WHAT IS REQUIRED:
Can you transcribe every line exactly and leave the pictures behind?

Data records:
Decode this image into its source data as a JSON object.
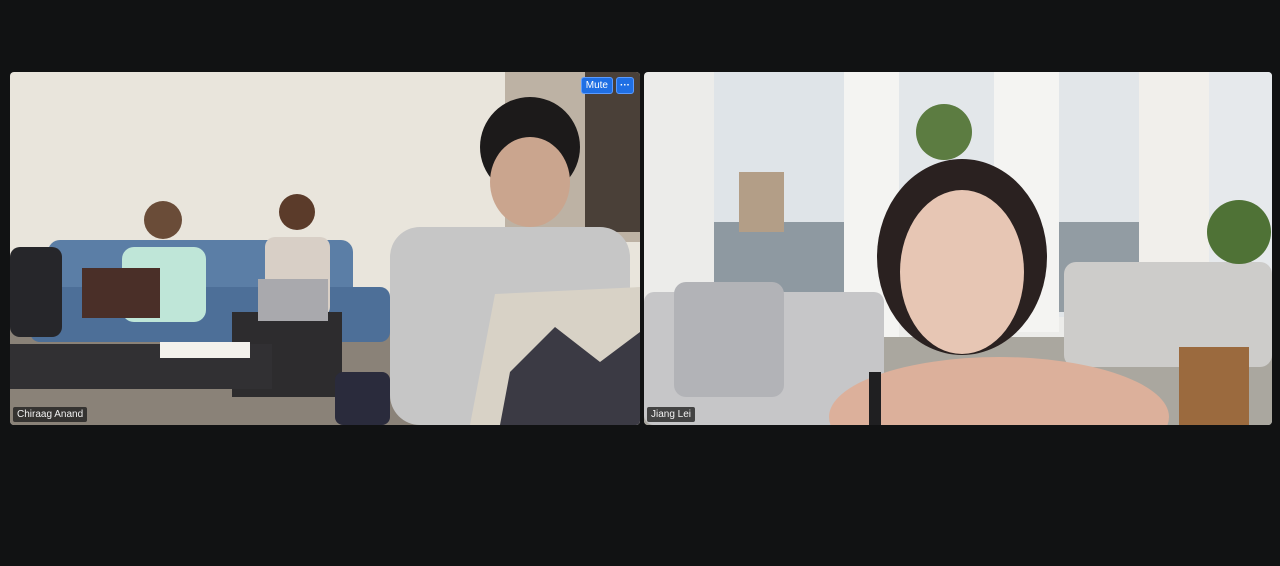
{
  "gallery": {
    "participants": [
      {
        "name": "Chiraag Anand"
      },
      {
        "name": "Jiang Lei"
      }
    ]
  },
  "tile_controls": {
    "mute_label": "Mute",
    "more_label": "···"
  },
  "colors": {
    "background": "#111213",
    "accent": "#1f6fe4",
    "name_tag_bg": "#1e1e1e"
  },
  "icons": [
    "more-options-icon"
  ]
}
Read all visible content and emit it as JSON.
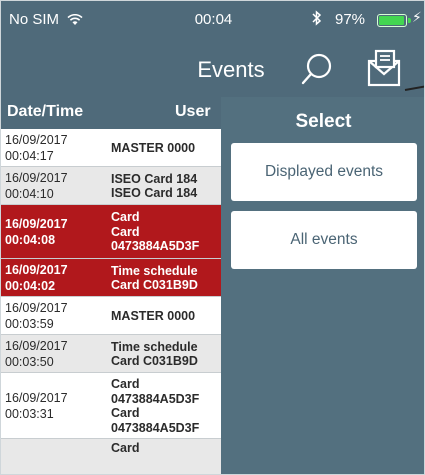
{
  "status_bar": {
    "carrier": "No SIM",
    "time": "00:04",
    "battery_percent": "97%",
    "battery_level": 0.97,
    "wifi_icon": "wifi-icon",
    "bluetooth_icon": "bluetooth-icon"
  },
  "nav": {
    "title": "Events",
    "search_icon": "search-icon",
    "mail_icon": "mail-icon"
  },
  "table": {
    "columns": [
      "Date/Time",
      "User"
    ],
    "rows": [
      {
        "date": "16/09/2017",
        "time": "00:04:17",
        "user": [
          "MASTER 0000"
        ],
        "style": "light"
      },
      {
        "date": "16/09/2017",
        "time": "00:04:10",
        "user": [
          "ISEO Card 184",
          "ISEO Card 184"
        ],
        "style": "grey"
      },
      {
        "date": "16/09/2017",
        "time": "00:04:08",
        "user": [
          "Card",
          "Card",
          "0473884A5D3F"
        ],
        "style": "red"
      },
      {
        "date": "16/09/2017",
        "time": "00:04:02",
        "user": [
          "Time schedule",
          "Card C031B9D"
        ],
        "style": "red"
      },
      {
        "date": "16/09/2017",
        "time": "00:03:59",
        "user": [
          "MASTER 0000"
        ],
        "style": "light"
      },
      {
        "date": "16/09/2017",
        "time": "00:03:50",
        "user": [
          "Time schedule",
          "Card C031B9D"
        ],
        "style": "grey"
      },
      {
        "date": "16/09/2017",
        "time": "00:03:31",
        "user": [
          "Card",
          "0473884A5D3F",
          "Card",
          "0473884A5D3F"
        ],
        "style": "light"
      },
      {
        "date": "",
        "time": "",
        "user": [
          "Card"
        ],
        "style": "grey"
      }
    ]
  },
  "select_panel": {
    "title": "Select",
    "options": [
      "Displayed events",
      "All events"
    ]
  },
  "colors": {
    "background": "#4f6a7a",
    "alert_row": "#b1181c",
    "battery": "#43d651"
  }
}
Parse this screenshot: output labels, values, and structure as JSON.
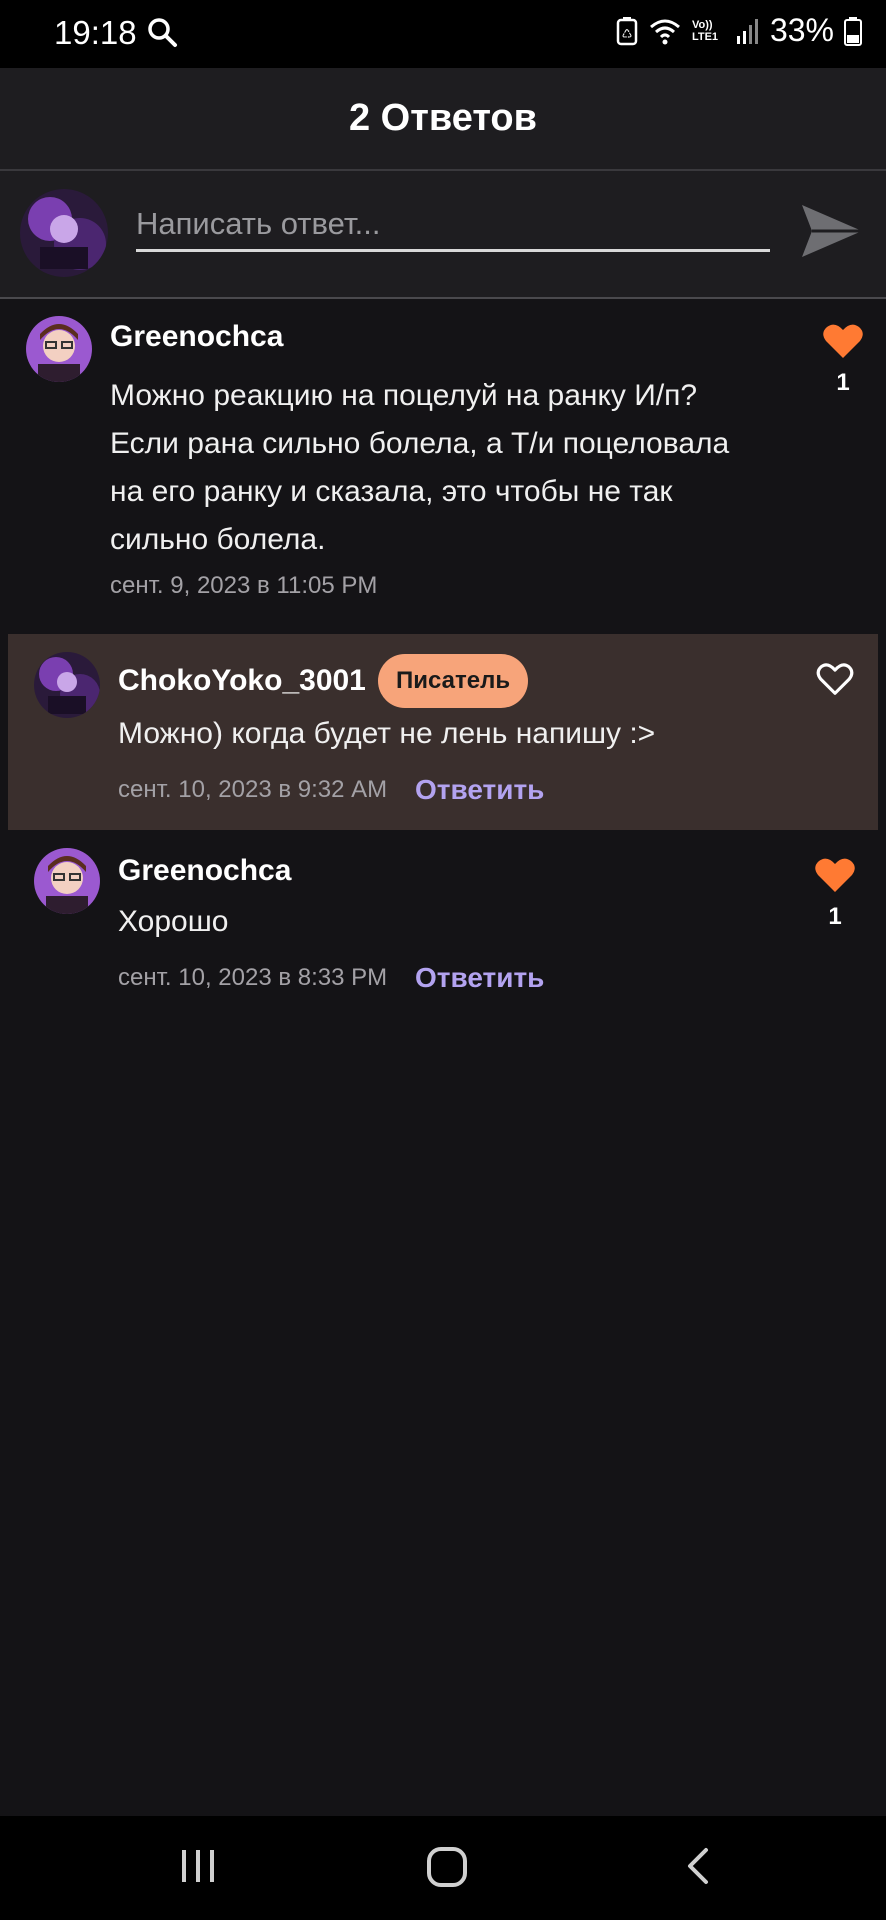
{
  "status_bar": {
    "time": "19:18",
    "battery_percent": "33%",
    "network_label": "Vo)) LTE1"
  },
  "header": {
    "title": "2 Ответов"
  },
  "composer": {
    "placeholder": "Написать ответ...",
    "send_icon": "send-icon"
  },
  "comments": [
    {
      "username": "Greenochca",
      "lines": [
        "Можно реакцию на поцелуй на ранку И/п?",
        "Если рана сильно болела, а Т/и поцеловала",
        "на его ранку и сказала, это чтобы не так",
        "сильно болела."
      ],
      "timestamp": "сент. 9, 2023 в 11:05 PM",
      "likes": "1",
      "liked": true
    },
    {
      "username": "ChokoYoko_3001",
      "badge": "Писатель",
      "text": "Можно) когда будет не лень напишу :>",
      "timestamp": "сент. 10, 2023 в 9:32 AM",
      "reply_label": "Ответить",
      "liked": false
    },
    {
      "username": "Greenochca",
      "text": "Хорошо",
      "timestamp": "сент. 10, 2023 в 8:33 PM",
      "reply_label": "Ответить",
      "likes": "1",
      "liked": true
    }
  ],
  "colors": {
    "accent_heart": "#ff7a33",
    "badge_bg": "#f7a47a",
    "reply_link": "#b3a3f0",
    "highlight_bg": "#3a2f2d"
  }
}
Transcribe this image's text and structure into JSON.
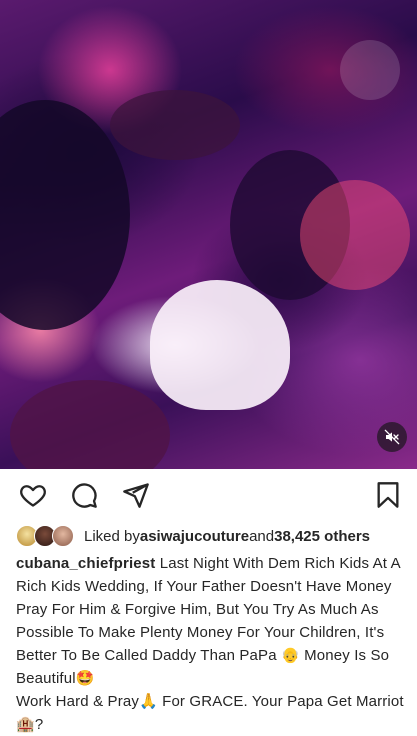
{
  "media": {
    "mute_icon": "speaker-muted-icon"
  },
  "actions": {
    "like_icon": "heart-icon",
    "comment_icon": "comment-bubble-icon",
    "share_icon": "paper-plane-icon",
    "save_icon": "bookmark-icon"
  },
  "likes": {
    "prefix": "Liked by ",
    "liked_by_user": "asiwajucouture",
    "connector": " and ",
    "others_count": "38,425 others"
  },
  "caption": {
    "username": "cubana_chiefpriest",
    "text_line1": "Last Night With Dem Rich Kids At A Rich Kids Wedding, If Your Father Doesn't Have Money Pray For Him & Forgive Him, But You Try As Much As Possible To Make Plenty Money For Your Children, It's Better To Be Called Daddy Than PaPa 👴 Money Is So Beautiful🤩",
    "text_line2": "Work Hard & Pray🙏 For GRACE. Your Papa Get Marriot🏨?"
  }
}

RESPONSE:
Decode this image into its source data as a JSON object.
{
  "gallery": {
    "participants": [
      {
        "name": "Chiraag Anand"
      },
      {
        "name": "Jiang Lei"
      }
    ]
  },
  "tile_controls": {
    "mute_label": "Mute",
    "more_label": "···"
  },
  "colors": {
    "background": "#111213",
    "accent": "#1f6fe4",
    "name_tag_bg": "#1e1e1e"
  },
  "icons": [
    "more-options-icon"
  ]
}
Read all visible content and emit it as JSON.
{
  "status_bar": {
    "carrier": "No SIM",
    "time": "00:04",
    "battery_percent": "97%",
    "battery_level": 0.97,
    "wifi_icon": "wifi-icon",
    "bluetooth_icon": "bluetooth-icon"
  },
  "nav": {
    "title": "Events",
    "search_icon": "search-icon",
    "mail_icon": "mail-icon"
  },
  "table": {
    "columns": [
      "Date/Time",
      "User"
    ],
    "rows": [
      {
        "date": "16/09/2017",
        "time": "00:04:17",
        "user": [
          "MASTER 0000"
        ],
        "style": "light"
      },
      {
        "date": "16/09/2017",
        "time": "00:04:10",
        "user": [
          "ISEO Card 184",
          "ISEO Card 184"
        ],
        "style": "grey"
      },
      {
        "date": "16/09/2017",
        "time": "00:04:08",
        "user": [
          "Card",
          "Card",
          "0473884A5D3F"
        ],
        "style": "red"
      },
      {
        "date": "16/09/2017",
        "time": "00:04:02",
        "user": [
          "Time schedule",
          "Card C031B9D"
        ],
        "style": "red"
      },
      {
        "date": "16/09/2017",
        "time": "00:03:59",
        "user": [
          "MASTER 0000"
        ],
        "style": "light"
      },
      {
        "date": "16/09/2017",
        "time": "00:03:50",
        "user": [
          "Time schedule",
          "Card C031B9D"
        ],
        "style": "grey"
      },
      {
        "date": "16/09/2017",
        "time": "00:03:31",
        "user": [
          "Card",
          "0473884A5D3F",
          "Card",
          "0473884A5D3F"
        ],
        "style": "light"
      },
      {
        "date": "",
        "time": "",
        "user": [
          "Card"
        ],
        "style": "grey"
      }
    ]
  },
  "select_panel": {
    "title": "Select",
    "options": [
      "Displayed events",
      "All events"
    ]
  },
  "colors": {
    "background": "#4f6a7a",
    "alert_row": "#b1181c",
    "battery": "#43d651"
  }
}
Parse this screenshot: output labels, values, and structure as JSON.
{
  "status_bar": {
    "time": "19:18",
    "battery_percent": "33%",
    "network_label": "Vo)) LTE1"
  },
  "header": {
    "title": "2 Ответов"
  },
  "composer": {
    "placeholder": "Написать ответ...",
    "send_icon": "send-icon"
  },
  "comments": [
    {
      "username": "Greenochca",
      "lines": [
        "Можно реакцию на поцелуй на ранку И/п?",
        "Если рана сильно болела, а Т/и поцеловала",
        "на его ранку и сказала, это чтобы не так",
        "сильно болела."
      ],
      "timestamp": "сент. 9, 2023 в 11:05 PM",
      "likes": "1",
      "liked": true
    },
    {
      "username": "ChokoYoko_3001",
      "badge": "Писатель",
      "text": "Можно) когда будет не лень напишу :>",
      "timestamp": "сент. 10, 2023 в 9:32 AM",
      "reply_label": "Ответить",
      "liked": false
    },
    {
      "username": "Greenochca",
      "text": "Хорошо",
      "timestamp": "сент. 10, 2023 в 8:33 PM",
      "reply_label": "Ответить",
      "likes": "1",
      "liked": true
    }
  ],
  "colors": {
    "accent_heart": "#ff7a33",
    "badge_bg": "#f7a47a",
    "reply_link": "#b3a3f0",
    "highlight_bg": "#3a2f2d"
  }
}
Transcribe this image's text and structure into JSON.
{
  "media": {
    "mute_icon": "speaker-muted-icon"
  },
  "actions": {
    "like_icon": "heart-icon",
    "comment_icon": "comment-bubble-icon",
    "share_icon": "paper-plane-icon",
    "save_icon": "bookmark-icon"
  },
  "likes": {
    "prefix": "Liked by ",
    "liked_by_user": "asiwajucouture",
    "connector": " and ",
    "others_count": "38,425 others"
  },
  "caption": {
    "username": "cubana_chiefpriest",
    "text_line1": "Last Night With Dem Rich Kids At A Rich Kids Wedding, If Your Father Doesn't Have Money Pray For Him & Forgive Him, But You Try As Much As Possible To Make Plenty Money For Your Children, It's Better To Be Called Daddy Than PaPa 👴 Money Is So Beautiful🤩",
    "text_line2": "Work Hard & Pray🙏 For GRACE. Your Papa Get Marriot🏨?"
  }
}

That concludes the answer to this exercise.